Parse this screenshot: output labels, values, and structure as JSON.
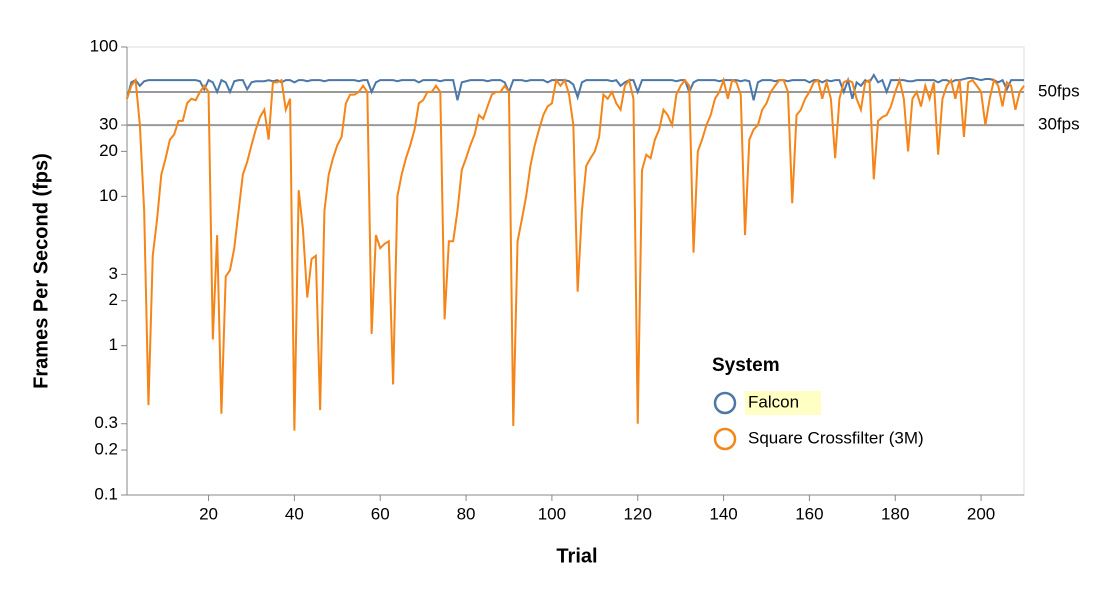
{
  "chart_data": {
    "type": "line",
    "x_label": "Trial",
    "y_label": "Frames Per Second (fps)",
    "legend_title": "System",
    "legend_position": "bottom-right",
    "log_y": true,
    "xlim": [
      1,
      210
    ],
    "ylim": [
      0.1,
      100
    ],
    "xticks": [
      20,
      40,
      60,
      80,
      100,
      120,
      140,
      160,
      180,
      200
    ],
    "yticks": [
      0.1,
      0.2,
      0.3,
      1,
      2,
      3,
      10,
      20,
      30,
      100
    ],
    "annotations": [
      {
        "value": 50,
        "label": "50fps"
      },
      {
        "value": 30,
        "label": "30fps"
      }
    ],
    "x": [
      1,
      2,
      3,
      4,
      5,
      6,
      7,
      8,
      9,
      10,
      11,
      12,
      13,
      14,
      15,
      16,
      17,
      18,
      19,
      20,
      21,
      22,
      23,
      24,
      25,
      26,
      27,
      28,
      29,
      30,
      31,
      32,
      33,
      34,
      35,
      36,
      37,
      38,
      39,
      40,
      41,
      42,
      43,
      44,
      45,
      46,
      47,
      48,
      49,
      50,
      51,
      52,
      53,
      54,
      55,
      56,
      57,
      58,
      59,
      60,
      61,
      62,
      63,
      64,
      65,
      66,
      67,
      68,
      69,
      70,
      71,
      72,
      73,
      74,
      75,
      76,
      77,
      78,
      79,
      80,
      81,
      82,
      83,
      84,
      85,
      86,
      87,
      88,
      89,
      90,
      91,
      92,
      93,
      94,
      95,
      96,
      97,
      98,
      99,
      100,
      101,
      102,
      103,
      104,
      105,
      106,
      107,
      108,
      109,
      110,
      111,
      112,
      113,
      114,
      115,
      116,
      117,
      118,
      119,
      120,
      121,
      122,
      123,
      124,
      125,
      126,
      127,
      128,
      129,
      130,
      131,
      132,
      133,
      134,
      135,
      136,
      137,
      138,
      139,
      140,
      141,
      142,
      143,
      144,
      145,
      146,
      147,
      148,
      149,
      150,
      151,
      152,
      153,
      154,
      155,
      156,
      157,
      158,
      159,
      160,
      161,
      162,
      163,
      164,
      165,
      166,
      167,
      168,
      169,
      170,
      171,
      172,
      173,
      174,
      175,
      176,
      177,
      178,
      179,
      180,
      181,
      182,
      183,
      184,
      185,
      186,
      187,
      188,
      189,
      190,
      191,
      192,
      193,
      194,
      195,
      196,
      197,
      198,
      199,
      200,
      201,
      202,
      203,
      204,
      205,
      206,
      207,
      208,
      209,
      210
    ],
    "series": [
      {
        "name": "Falcon",
        "color": "#4c78a8",
        "values": [
          45,
          58,
          60,
          55,
          59,
          60,
          60,
          60,
          60,
          60,
          60,
          60,
          60,
          60,
          60,
          60,
          60,
          59,
          52,
          60,
          58,
          50,
          60,
          58,
          50,
          59,
          60,
          60,
          52,
          58,
          59,
          59,
          59,
          60,
          59,
          60,
          58,
          60,
          60,
          58,
          60,
          60,
          59,
          60,
          60,
          60,
          59,
          60,
          60,
          60,
          60,
          60,
          60,
          60,
          59,
          60,
          60,
          50,
          58,
          60,
          60,
          60,
          60,
          59,
          60,
          60,
          60,
          60,
          58,
          60,
          60,
          60,
          60,
          59,
          60,
          60,
          60,
          44,
          58,
          59,
          60,
          60,
          60,
          60,
          59,
          60,
          60,
          60,
          58,
          50,
          60,
          60,
          60,
          59,
          60,
          60,
          60,
          60,
          58,
          60,
          60,
          60,
          60,
          59,
          56,
          46,
          58,
          60,
          60,
          60,
          60,
          60,
          60,
          59,
          60,
          55,
          58,
          60,
          60,
          50,
          60,
          60,
          60,
          60,
          60,
          60,
          60,
          60,
          59,
          60,
          60,
          50,
          58,
          60,
          60,
          60,
          60,
          60,
          59,
          60,
          60,
          60,
          60,
          59,
          60,
          59,
          44,
          58,
          60,
          60,
          60,
          59,
          60,
          60,
          59,
          60,
          60,
          60,
          60,
          58,
          60,
          60,
          58,
          60,
          59,
          60,
          60,
          50,
          60,
          45,
          58,
          55,
          60,
          58,
          65,
          58,
          60,
          50,
          60,
          60,
          60,
          60,
          59,
          59,
          60,
          60,
          60,
          60,
          60,
          58,
          60,
          60,
          58,
          60,
          60,
          61,
          62,
          62,
          61,
          60,
          61,
          61,
          60,
          58,
          60,
          52,
          60,
          60,
          60,
          60
        ]
      },
      {
        "name": "Square Crossfilter (3M)",
        "color": "#f58518",
        "values": [
          45,
          55,
          60,
          30,
          8,
          0.4,
          4,
          7,
          14,
          18,
          24,
          26,
          32,
          32,
          42,
          45,
          44,
          50,
          55,
          50,
          1.1,
          5.5,
          0.35,
          2.9,
          3.2,
          4.5,
          8,
          14,
          17,
          22,
          28,
          34,
          38,
          24,
          58,
          58,
          60,
          38,
          45,
          0.27,
          11,
          6,
          2.1,
          3.8,
          4,
          0.37,
          8,
          14,
          18,
          22,
          25,
          42,
          48,
          48,
          50,
          55,
          50,
          1.2,
          5.5,
          4.5,
          4.8,
          5,
          0.55,
          10,
          14,
          18,
          22,
          28,
          42,
          44,
          50,
          50,
          55,
          50,
          1.5,
          5,
          5,
          8,
          15,
          18,
          22,
          26,
          35,
          33,
          40,
          48,
          50,
          50,
          55,
          50,
          0.29,
          5,
          7,
          10,
          16,
          22,
          28,
          35,
          40,
          42,
          60,
          55,
          60,
          48,
          30,
          2.3,
          8,
          16,
          18,
          20,
          25,
          48,
          45,
          50,
          42,
          38,
          55,
          60,
          45,
          0.3,
          15,
          19,
          18,
          24,
          28,
          38,
          35,
          30,
          48,
          55,
          60,
          55,
          4.2,
          20,
          24,
          30,
          35,
          45,
          50,
          60,
          45,
          60,
          58,
          48,
          5.5,
          24,
          28,
          30,
          38,
          42,
          50,
          55,
          60,
          60,
          50,
          9,
          35,
          38,
          45,
          50,
          58,
          60,
          45,
          58,
          45,
          18,
          45,
          58,
          60,
          58,
          45,
          38,
          58,
          60,
          13,
          32,
          34,
          35,
          40,
          50,
          60,
          45,
          20,
          45,
          50,
          40,
          55,
          45,
          58,
          19,
          45,
          55,
          60,
          45,
          60,
          25,
          58,
          60,
          55,
          50,
          30,
          45,
          60,
          55,
          40,
          58,
          55,
          38,
          50,
          55
        ]
      }
    ]
  }
}
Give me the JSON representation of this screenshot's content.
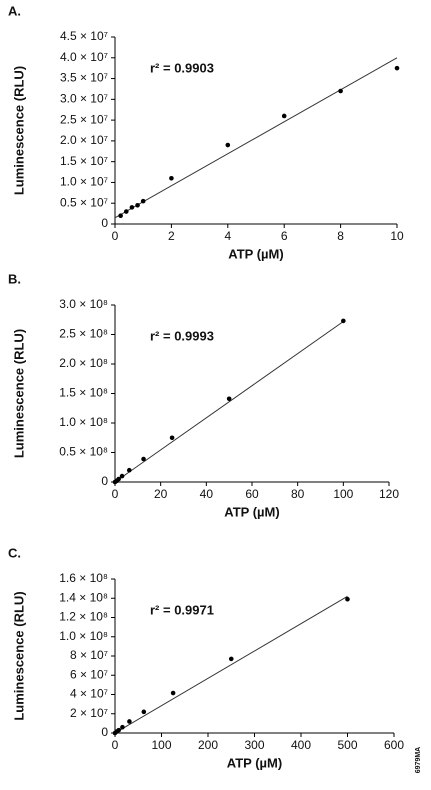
{
  "chart_data": [
    {
      "type": "scatter",
      "title": "A.",
      "annotation": "r² = 0.9903",
      "x_label": "ATP (µM)",
      "y_label": "Luminescence (RLU)",
      "x": [
        0.2,
        0.4,
        0.6,
        0.8,
        1,
        2,
        4,
        6,
        8,
        10
      ],
      "values": [
        2000000,
        3000000,
        4000000,
        4500000,
        5500000,
        11000000,
        19000000,
        26000000,
        32000000,
        37500000
      ],
      "trendline": {
        "x": [
          0,
          10
        ],
        "values": [
          1500000,
          40000000
        ]
      },
      "color": "#000000",
      "xlim": [
        0,
        10
      ],
      "xticks": [
        0,
        2,
        4,
        6,
        8,
        10
      ],
      "ylim": [
        0,
        45000000
      ],
      "yticks": [
        0,
        {
          "value": 5000000,
          "label": "0.5 × 10⁷"
        },
        {
          "value": 10000000,
          "label": "1.0 × 10⁷"
        },
        {
          "value": 15000000,
          "label": "1.5 × 10⁷"
        },
        {
          "value": 20000000,
          "label": "2.0 × 10⁷"
        },
        {
          "value": 25000000,
          "label": "2.5 × 10⁷"
        },
        {
          "value": 30000000,
          "label": "3.0 × 10⁷"
        },
        {
          "value": 35000000,
          "label": "3.5 × 10⁷"
        },
        {
          "value": 40000000,
          "label": "4.0 × 10⁷"
        },
        {
          "value": 45000000,
          "label": "4.5 × 10⁷"
        }
      ]
    },
    {
      "type": "scatter",
      "title": "B.",
      "annotation": "r² = 0.9993",
      "x_label": "ATP (µM)",
      "y_label": "Luminescence (RLU)",
      "x": [
        0,
        0.8,
        1.6,
        3.1,
        6.25,
        12.5,
        25,
        50,
        100
      ],
      "values": [
        0,
        2000000,
        5000000,
        10000000,
        20000000,
        39000000,
        75000000,
        141000000,
        273000000
      ],
      "trendline": {
        "x": [
          0,
          100
        ],
        "values": [
          0,
          272000000
        ]
      },
      "color": "#000000",
      "xlim": [
        0,
        120
      ],
      "xticks": [
        0,
        20,
        40,
        60,
        80,
        100,
        120
      ],
      "ylim": [
        0,
        300000000
      ],
      "yticks": [
        0,
        {
          "value": 50000000,
          "label": "0.5 × 10⁸"
        },
        {
          "value": 100000000,
          "label": "1.0 × 10⁸"
        },
        {
          "value": 150000000,
          "label": "1.5 × 10⁸"
        },
        {
          "value": 200000000,
          "label": "2.0 × 10⁸"
        },
        {
          "value": 250000000,
          "label": "2.5 × 10⁸"
        },
        {
          "value": 300000000,
          "label": "3.0 × 10⁸"
        }
      ]
    },
    {
      "type": "scatter",
      "title": "C.",
      "annotation": "r² = 0.9971",
      "x_label": "ATP (µM)",
      "y_label": "Luminescence (RLU)",
      "x": [
        0,
        4,
        8,
        16,
        31,
        62,
        125,
        250,
        500
      ],
      "values": [
        0,
        1500000,
        3000000,
        6000000,
        12000000,
        22000000,
        41500000,
        77000000,
        139000000
      ],
      "trendline": {
        "x": [
          0,
          500
        ],
        "values": [
          0,
          142000000
        ]
      },
      "color": "#000000",
      "xlim": [
        0,
        600
      ],
      "xticks": [
        0,
        100,
        200,
        300,
        400,
        500,
        600
      ],
      "ylim": [
        0,
        160000000
      ],
      "yticks": [
        0,
        {
          "value": 20000000,
          "label": "2 × 10⁷"
        },
        {
          "value": 40000000,
          "label": "4 × 10⁷"
        },
        {
          "value": 60000000,
          "label": "6 × 10⁷"
        },
        {
          "value": 80000000,
          "label": "8 × 10⁷"
        },
        {
          "value": 100000000,
          "label": "1.0 × 10⁸"
        },
        {
          "value": 120000000,
          "label": "1.2 × 10⁸"
        },
        {
          "value": 140000000,
          "label": "1.4 × 10⁸"
        },
        {
          "value": 160000000,
          "label": "1.6 × 10⁸"
        }
      ]
    }
  ],
  "figure_code": "6979MA"
}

++++

The problem -
Pull out all lines from the listing that contain the string "name".

Response to the task -
        "name": "Falcon",
        "name": "Square Crossfilter (3M)",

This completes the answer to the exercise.